Collected data
┄┄┄┄┄┄┄┄┄┄┄┄┄┄┄┄┄┄┄┄

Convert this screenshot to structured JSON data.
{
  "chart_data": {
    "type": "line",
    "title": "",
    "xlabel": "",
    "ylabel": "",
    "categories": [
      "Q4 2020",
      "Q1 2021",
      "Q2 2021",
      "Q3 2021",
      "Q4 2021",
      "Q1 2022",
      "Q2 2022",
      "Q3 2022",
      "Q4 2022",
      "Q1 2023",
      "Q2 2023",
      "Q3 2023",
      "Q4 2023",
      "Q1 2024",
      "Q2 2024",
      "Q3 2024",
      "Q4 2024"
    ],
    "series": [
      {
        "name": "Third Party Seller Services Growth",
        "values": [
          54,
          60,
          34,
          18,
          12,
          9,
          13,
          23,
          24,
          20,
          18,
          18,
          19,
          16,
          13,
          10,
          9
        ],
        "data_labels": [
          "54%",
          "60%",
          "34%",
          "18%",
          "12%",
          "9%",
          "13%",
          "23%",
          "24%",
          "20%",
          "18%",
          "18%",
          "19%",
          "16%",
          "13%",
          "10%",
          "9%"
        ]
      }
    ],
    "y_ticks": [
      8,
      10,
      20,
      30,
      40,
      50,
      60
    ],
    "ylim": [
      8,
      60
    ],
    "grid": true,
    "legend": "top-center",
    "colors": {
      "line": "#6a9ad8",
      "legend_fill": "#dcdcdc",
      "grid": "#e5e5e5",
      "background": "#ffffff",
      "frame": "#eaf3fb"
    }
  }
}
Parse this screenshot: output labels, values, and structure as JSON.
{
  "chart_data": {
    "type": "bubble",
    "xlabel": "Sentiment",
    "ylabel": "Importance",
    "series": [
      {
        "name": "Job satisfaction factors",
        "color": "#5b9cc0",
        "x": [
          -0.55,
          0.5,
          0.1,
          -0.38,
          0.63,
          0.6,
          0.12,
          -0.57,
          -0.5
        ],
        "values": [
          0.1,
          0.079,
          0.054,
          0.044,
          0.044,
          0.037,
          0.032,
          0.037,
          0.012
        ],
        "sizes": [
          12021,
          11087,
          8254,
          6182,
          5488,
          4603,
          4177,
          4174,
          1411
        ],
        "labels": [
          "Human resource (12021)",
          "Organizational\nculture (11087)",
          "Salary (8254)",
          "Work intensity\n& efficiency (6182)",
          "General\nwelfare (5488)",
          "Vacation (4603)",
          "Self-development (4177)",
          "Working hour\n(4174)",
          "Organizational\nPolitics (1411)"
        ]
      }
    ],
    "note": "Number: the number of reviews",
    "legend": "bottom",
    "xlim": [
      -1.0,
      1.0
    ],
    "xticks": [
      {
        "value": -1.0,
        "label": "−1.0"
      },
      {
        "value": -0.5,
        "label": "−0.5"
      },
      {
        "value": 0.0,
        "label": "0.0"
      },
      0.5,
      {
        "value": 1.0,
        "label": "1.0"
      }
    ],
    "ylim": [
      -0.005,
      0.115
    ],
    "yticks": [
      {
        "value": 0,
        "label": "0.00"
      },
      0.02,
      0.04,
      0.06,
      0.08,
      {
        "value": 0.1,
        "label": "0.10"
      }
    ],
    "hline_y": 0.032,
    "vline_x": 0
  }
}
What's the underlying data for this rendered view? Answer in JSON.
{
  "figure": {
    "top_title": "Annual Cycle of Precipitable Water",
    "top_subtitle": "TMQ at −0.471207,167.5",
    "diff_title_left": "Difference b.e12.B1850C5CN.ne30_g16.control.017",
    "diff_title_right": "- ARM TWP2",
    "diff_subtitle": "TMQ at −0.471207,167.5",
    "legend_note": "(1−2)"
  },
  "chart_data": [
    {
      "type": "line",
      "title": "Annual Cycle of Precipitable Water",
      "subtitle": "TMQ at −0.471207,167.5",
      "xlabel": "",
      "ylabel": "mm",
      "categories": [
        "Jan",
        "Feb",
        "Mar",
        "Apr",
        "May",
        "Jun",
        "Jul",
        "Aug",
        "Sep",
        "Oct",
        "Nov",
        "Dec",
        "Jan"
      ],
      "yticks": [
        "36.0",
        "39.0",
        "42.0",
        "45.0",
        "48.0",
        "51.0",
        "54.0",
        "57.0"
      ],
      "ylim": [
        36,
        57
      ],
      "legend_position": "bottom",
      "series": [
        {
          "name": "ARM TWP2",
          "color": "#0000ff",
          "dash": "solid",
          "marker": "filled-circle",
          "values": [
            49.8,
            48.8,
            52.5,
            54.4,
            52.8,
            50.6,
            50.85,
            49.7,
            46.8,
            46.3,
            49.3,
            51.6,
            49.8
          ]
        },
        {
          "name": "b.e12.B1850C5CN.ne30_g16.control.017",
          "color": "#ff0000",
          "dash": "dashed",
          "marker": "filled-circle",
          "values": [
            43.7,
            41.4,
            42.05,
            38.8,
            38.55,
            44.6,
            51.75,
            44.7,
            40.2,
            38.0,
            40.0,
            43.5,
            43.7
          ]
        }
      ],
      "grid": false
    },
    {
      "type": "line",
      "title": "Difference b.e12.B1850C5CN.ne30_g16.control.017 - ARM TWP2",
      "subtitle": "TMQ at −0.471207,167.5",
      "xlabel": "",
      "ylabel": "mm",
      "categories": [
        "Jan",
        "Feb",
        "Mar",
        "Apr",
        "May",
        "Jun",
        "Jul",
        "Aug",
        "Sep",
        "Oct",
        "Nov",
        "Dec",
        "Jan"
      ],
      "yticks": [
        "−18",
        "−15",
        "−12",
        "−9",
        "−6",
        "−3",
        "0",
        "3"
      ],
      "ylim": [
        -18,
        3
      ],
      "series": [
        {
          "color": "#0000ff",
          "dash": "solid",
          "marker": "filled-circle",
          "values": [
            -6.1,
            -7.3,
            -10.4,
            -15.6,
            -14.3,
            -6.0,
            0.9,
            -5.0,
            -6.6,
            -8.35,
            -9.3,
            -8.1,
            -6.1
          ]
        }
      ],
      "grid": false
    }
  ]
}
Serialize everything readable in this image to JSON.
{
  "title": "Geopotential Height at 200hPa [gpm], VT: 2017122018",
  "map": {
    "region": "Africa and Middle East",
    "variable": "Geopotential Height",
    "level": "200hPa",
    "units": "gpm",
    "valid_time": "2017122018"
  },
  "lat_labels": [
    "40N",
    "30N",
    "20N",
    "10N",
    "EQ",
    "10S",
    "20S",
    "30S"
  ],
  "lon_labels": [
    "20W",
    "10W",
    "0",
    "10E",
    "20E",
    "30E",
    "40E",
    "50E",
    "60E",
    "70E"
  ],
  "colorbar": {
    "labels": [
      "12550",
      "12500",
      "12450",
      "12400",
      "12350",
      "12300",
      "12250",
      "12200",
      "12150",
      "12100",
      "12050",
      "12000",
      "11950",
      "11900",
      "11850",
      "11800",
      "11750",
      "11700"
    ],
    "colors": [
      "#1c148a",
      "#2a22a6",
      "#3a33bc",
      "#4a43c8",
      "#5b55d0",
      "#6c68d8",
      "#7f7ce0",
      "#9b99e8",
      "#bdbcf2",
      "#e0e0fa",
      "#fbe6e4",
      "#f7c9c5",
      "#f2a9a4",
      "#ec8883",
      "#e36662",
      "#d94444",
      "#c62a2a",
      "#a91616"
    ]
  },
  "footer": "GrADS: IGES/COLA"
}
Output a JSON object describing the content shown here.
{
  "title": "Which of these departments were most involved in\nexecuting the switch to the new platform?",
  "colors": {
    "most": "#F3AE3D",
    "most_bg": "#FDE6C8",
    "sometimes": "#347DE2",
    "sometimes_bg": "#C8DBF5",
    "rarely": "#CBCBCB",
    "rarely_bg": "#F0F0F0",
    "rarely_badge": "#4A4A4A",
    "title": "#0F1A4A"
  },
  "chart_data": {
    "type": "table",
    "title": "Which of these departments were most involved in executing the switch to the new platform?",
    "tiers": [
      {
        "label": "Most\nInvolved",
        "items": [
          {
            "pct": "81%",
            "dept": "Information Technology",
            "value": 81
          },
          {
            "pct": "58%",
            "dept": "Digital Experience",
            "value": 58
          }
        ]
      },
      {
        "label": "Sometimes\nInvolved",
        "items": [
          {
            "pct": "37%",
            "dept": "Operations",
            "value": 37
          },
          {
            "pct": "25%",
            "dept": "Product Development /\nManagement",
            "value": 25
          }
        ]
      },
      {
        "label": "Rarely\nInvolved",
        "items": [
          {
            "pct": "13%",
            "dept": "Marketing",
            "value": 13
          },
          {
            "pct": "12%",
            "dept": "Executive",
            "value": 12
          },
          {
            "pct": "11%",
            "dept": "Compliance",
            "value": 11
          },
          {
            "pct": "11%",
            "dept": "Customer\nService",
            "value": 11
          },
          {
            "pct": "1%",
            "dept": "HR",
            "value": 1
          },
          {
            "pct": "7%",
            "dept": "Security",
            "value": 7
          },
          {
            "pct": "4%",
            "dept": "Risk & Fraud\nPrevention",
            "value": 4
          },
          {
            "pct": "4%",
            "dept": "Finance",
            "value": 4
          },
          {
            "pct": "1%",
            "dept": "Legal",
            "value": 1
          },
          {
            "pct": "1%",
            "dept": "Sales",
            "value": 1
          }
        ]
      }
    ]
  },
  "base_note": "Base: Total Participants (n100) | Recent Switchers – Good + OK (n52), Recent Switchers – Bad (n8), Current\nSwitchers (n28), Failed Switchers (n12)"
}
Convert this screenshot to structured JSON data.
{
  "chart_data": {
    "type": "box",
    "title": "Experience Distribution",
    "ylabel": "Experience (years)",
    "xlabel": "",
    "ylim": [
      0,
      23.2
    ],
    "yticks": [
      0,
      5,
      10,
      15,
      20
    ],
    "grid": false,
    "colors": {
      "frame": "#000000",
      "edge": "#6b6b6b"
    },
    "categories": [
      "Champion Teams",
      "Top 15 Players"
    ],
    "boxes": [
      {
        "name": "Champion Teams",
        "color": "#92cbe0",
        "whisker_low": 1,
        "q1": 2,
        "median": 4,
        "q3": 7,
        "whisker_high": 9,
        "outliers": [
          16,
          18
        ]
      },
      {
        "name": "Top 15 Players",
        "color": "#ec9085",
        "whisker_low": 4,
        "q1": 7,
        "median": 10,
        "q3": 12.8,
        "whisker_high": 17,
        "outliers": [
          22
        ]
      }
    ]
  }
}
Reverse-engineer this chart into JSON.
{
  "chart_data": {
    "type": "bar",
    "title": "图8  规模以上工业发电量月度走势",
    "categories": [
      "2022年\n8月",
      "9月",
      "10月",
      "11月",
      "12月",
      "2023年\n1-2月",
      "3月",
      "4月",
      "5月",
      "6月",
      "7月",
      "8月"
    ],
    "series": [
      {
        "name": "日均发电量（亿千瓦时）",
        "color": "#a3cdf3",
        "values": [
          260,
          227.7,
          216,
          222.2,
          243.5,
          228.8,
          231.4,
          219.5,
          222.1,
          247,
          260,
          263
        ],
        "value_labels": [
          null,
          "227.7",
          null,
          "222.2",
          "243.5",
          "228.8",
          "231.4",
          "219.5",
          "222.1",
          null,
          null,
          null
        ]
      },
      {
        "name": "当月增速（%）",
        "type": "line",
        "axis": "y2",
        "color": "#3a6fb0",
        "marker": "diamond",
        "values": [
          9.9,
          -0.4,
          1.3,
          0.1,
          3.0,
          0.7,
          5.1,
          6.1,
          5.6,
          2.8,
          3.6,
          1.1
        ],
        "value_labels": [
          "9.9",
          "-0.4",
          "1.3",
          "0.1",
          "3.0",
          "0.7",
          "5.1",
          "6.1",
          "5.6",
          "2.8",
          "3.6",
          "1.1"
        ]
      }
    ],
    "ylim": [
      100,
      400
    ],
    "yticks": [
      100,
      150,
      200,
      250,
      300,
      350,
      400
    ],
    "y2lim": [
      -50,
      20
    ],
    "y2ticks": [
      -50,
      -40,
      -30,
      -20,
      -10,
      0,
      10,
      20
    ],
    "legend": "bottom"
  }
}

┄┄┄┄┄┄┄┄┄┄┄┄┄┄┄┄┄┄┄┄

### What this task involves
Identify and copy the lines holding the word "Champion".

### Worked answer
      "Champion Teams",
        "name": "Champion Teams",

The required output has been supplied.